Goal of the exercise →
Output the material word for word. Leave each picture out.

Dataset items

★ ★ ★ ★ ★

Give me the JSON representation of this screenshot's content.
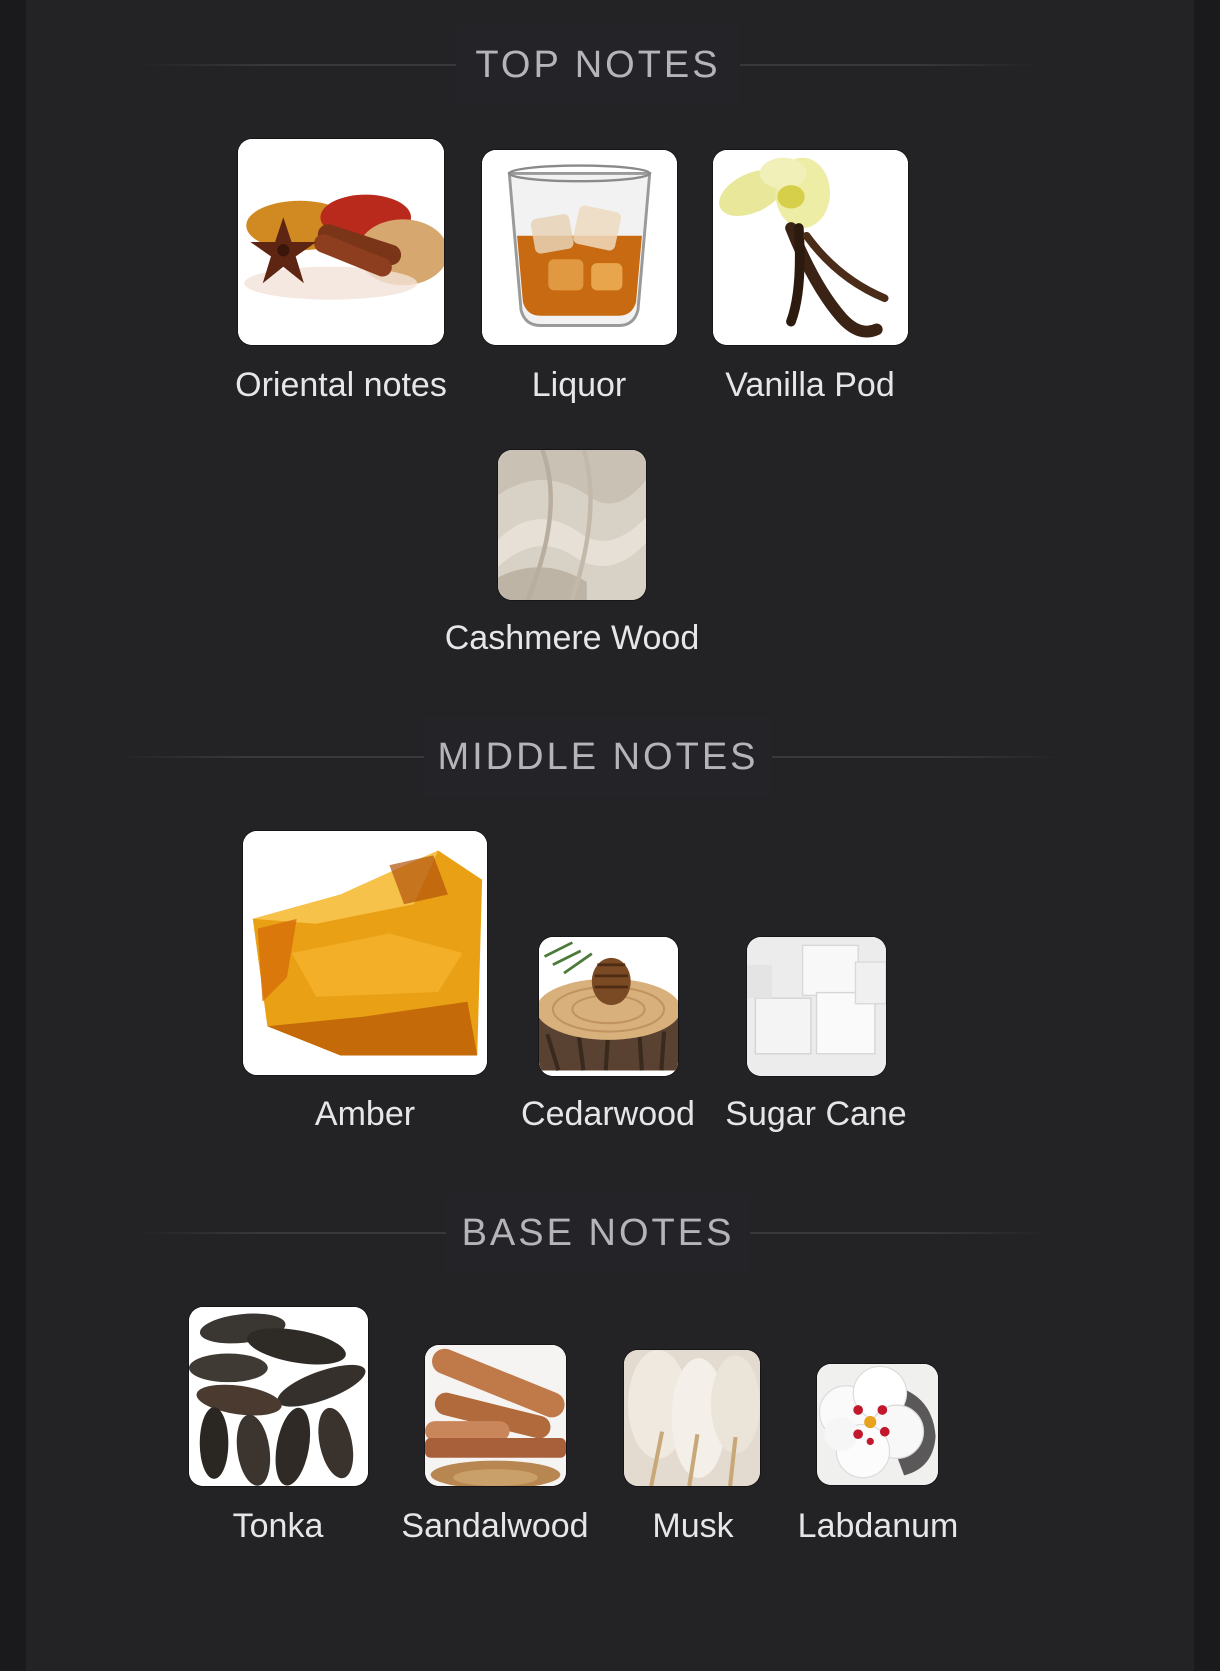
{
  "sections": {
    "top": {
      "title": "TOP NOTES",
      "notes": [
        {
          "label": "Oriental notes",
          "icon": "spices-icon"
        },
        {
          "label": "Liquor",
          "icon": "whisky-glass-icon"
        },
        {
          "label": "Vanilla Pod",
          "icon": "vanilla-flower-icon"
        },
        {
          "label": "Cashmere Wood",
          "icon": "cashmere-fabric-icon"
        }
      ]
    },
    "middle": {
      "title": "MIDDLE NOTES",
      "notes": [
        {
          "label": "Amber",
          "icon": "amber-resin-icon"
        },
        {
          "label": "Cedarwood",
          "icon": "cedar-log-icon"
        },
        {
          "label": "Sugar Cane",
          "icon": "sugar-cubes-icon"
        }
      ]
    },
    "base": {
      "title": "BASE NOTES",
      "notes": [
        {
          "label": "Tonka",
          "icon": "tonka-beans-icon"
        },
        {
          "label": "Sandalwood",
          "icon": "sandalwood-sticks-icon"
        },
        {
          "label": "Musk",
          "icon": "musk-fur-icon"
        },
        {
          "label": "Labdanum",
          "icon": "labdanum-flower-icon"
        }
      ]
    }
  }
}
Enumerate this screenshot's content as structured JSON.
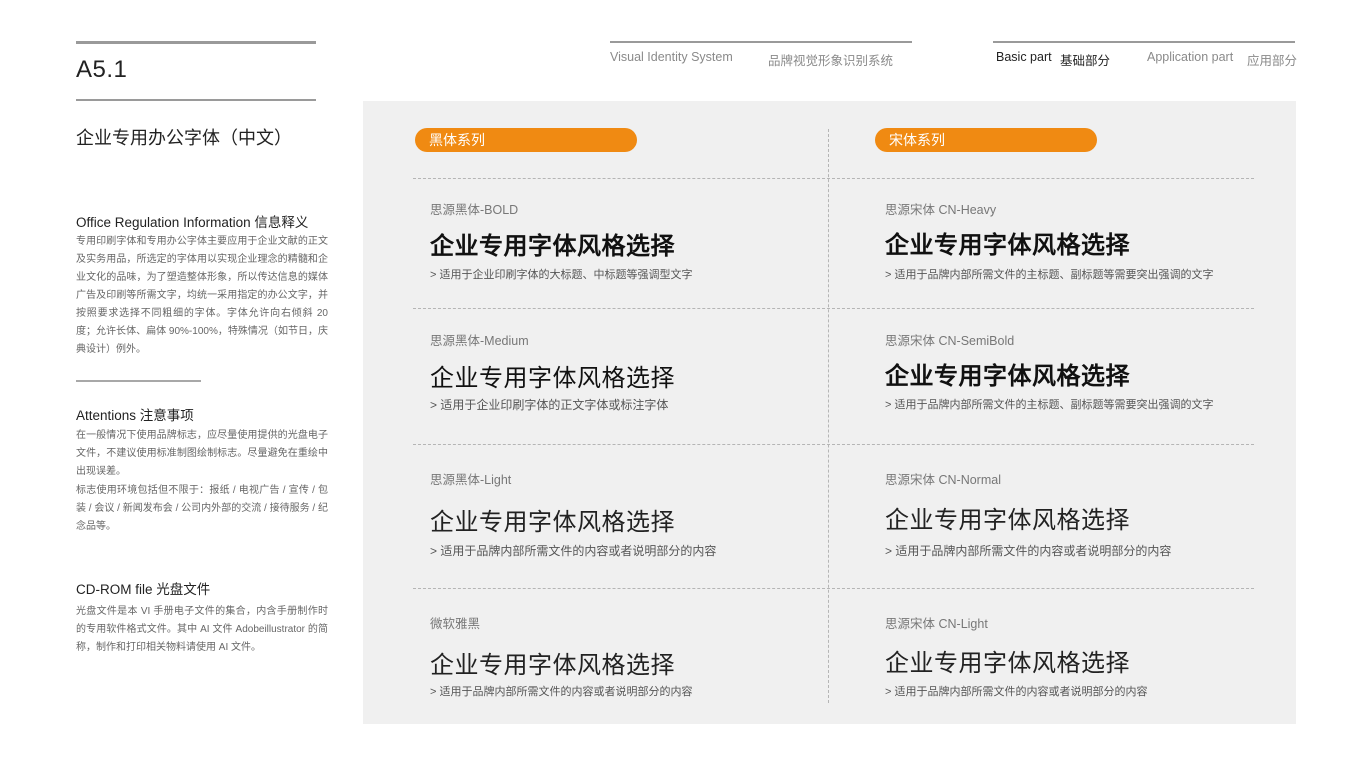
{
  "header": {
    "page_code": "A5.1",
    "page_title": "企业专用办公字体（中文）",
    "vi_en": "Visual Identity System",
    "vi_cn": "品牌视觉形象识别系统",
    "basic_en": "Basic part",
    "basic_cn": "基础部分",
    "app_en": "Application part",
    "app_cn": "应用部分"
  },
  "left": {
    "office_title": "Office Regulation Information 信息释义",
    "office_body": "专用印刷字体和专用办公字体主要应用于企业文献的正文及实务用品，所选定的字体用以实现企业理念的精髓和企业文化的品味，为了塑造整体形象，所以传达信息的媒体广告及印刷等所需文字，均统一采用指定的办公文字，并按照要求选择不同粗细的字体。字体允许向右倾斜 20 度；允许长体、扁体 90%-100%，特殊情况（如节日，庆典设计）例外。",
    "attention_title": "Attentions 注意事项",
    "attention_body": "在一般情况下使用品牌标志，应尽量使用提供的光盘电子文件，不建议使用标准制图绘制标志。尽量避免在重绘中出现误差。",
    "attention_env": "标志使用环境包括但不限于：报纸 / 电视广告 / 宣传 / 包装 / 会议 / 新闻发布会 / 公司内外部的交流 / 接待服务 / 纪念品等。",
    "cdrom_title": "CD-ROM file 光盘文件",
    "cdrom_body": "光盘文件是本 VI 手册电子文件的集合，内含手册制作时的专用软件格式文件。其中 AI 文件 Adobeillustrator 的简称，制作和打印相关物料请使用 AI 文件。"
  },
  "panel": {
    "col_left_title": "黑体系列",
    "col_right_title": "宋体系列",
    "accent_color": "#f08a12",
    "left_fonts": [
      {
        "name": "思源黑体-BOLD",
        "sample": "企业专用字体风格选择",
        "desc": "> 适用于企业印刷字体的大标题、中标题等强调型文字"
      },
      {
        "name": "思源黑体-Medium",
        "sample": "企业专用字体风格选择",
        "desc": "> 适用于企业印刷字体的正文字体或标注字体"
      },
      {
        "name": "思源黑体-Light",
        "sample": "企业专用字体风格选择",
        "desc": "> 适用于品牌内部所需文件的内容或者说明部分的内容"
      },
      {
        "name": "微软雅黑",
        "sample": "企业专用字体风格选择",
        "desc": "> 适用于品牌内部所需文件的内容或者说明部分的内容"
      }
    ],
    "right_fonts": [
      {
        "name": "思源宋体 CN-Heavy",
        "sample": "企业专用字体风格选择",
        "desc": "> 适用于品牌内部所需文件的主标题、副标题等需要突出强调的文字"
      },
      {
        "name": "思源宋体 CN-SemiBold",
        "sample": "企业专用字体风格选择",
        "desc": "> 适用于品牌内部所需文件的主标题、副标题等需要突出强调的文字"
      },
      {
        "name": "思源宋体 CN-Normal",
        "sample": "企业专用字体风格选择",
        "desc": "> 适用于品牌内部所需文件的内容或者说明部分的内容"
      },
      {
        "name": "思源宋体 CN-Light",
        "sample": "企业专用字体风格选择",
        "desc": "> 适用于品牌内部所需文件的内容或者说明部分的内容"
      }
    ]
  }
}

★ ★ ★ ★ ★

The solution →
Give me the JSON representation of this screenshot's content.
{
  "sections": {
    "top": {
      "title": "TOP NOTES",
      "notes": [
        {
          "label": "Oriental notes",
          "icon": "spices-icon"
        },
        {
          "label": "Liquor",
          "icon": "whisky-glass-icon"
        },
        {
          "label": "Vanilla Pod",
          "icon": "vanilla-flower-icon"
        },
        {
          "label": "Cashmere Wood",
          "icon": "cashmere-fabric-icon"
        }
      ]
    },
    "middle": {
      "title": "MIDDLE NOTES",
      "notes": [
        {
          "label": "Amber",
          "icon": "amber-resin-icon"
        },
        {
          "label": "Cedarwood",
          "icon": "cedar-log-icon"
        },
        {
          "label": "Sugar Cane",
          "icon": "sugar-cubes-icon"
        }
      ]
    },
    "base": {
      "title": "BASE NOTES",
      "notes": [
        {
          "label": "Tonka",
          "icon": "tonka-beans-icon"
        },
        {
          "label": "Sandalwood",
          "icon": "sandalwood-sticks-icon"
        },
        {
          "label": "Musk",
          "icon": "musk-fur-icon"
        },
        {
          "label": "Labdanum",
          "icon": "labdanum-flower-icon"
        }
      ]
    }
  }
}
Enumerate this screenshot's content as structured JSON.
{
  "header": {
    "page_code": "A5.1",
    "page_title": "企业专用办公字体（中文）",
    "vi_en": "Visual Identity System",
    "vi_cn": "品牌视觉形象识别系统",
    "basic_en": "Basic part",
    "basic_cn": "基础部分",
    "app_en": "Application part",
    "app_cn": "应用部分"
  },
  "left": {
    "office_title": "Office Regulation Information 信息释义",
    "office_body": "专用印刷字体和专用办公字体主要应用于企业文献的正文及实务用品，所选定的字体用以实现企业理念的精髓和企业文化的品味，为了塑造整体形象，所以传达信息的媒体广告及印刷等所需文字，均统一采用指定的办公文字，并按照要求选择不同粗细的字体。字体允许向右倾斜 20 度；允许长体、扁体 90%-100%，特殊情况（如节日，庆典设计）例外。",
    "attention_title": "Attentions 注意事项",
    "attention_body": "在一般情况下使用品牌标志，应尽量使用提供的光盘电子文件，不建议使用标准制图绘制标志。尽量避免在重绘中出现误差。",
    "attention_env": "标志使用环境包括但不限于：报纸 / 电视广告 / 宣传 / 包装 / 会议 / 新闻发布会 / 公司内外部的交流 / 接待服务 / 纪念品等。",
    "cdrom_title": "CD-ROM file 光盘文件",
    "cdrom_body": "光盘文件是本 VI 手册电子文件的集合，内含手册制作时的专用软件格式文件。其中 AI 文件 Adobeillustrator 的简称，制作和打印相关物料请使用 AI 文件。"
  },
  "panel": {
    "col_left_title": "黑体系列",
    "col_right_title": "宋体系列",
    "accent_color": "#f08a12",
    "left_fonts": [
      {
        "name": "思源黑体-BOLD",
        "sample": "企业专用字体风格选择",
        "desc": "> 适用于企业印刷字体的大标题、中标题等强调型文字"
      },
      {
        "name": "思源黑体-Medium",
        "sample": "企业专用字体风格选择",
        "desc": "> 适用于企业印刷字体的正文字体或标注字体"
      },
      {
        "name": "思源黑体-Light",
        "sample": "企业专用字体风格选择",
        "desc": "> 适用于品牌内部所需文件的内容或者说明部分的内容"
      },
      {
        "name": "微软雅黑",
        "sample": "企业专用字体风格选择",
        "desc": "> 适用于品牌内部所需文件的内容或者说明部分的内容"
      }
    ],
    "right_fonts": [
      {
        "name": "思源宋体 CN-Heavy",
        "sample": "企业专用字体风格选择",
        "desc": "> 适用于品牌内部所需文件的主标题、副标题等需要突出强调的文字"
      },
      {
        "name": "思源宋体 CN-SemiBold",
        "sample": "企业专用字体风格选择",
        "desc": "> 适用于品牌内部所需文件的主标题、副标题等需要突出强调的文字"
      },
      {
        "name": "思源宋体 CN-Normal",
        "sample": "企业专用字体风格选择",
        "desc": "> 适用于品牌内部所需文件的内容或者说明部分的内容"
      },
      {
        "name": "思源宋体 CN-Light",
        "sample": "企业专用字体风格选择",
        "desc": "> 适用于品牌内部所需文件的内容或者说明部分的内容"
      }
    ]
  }
}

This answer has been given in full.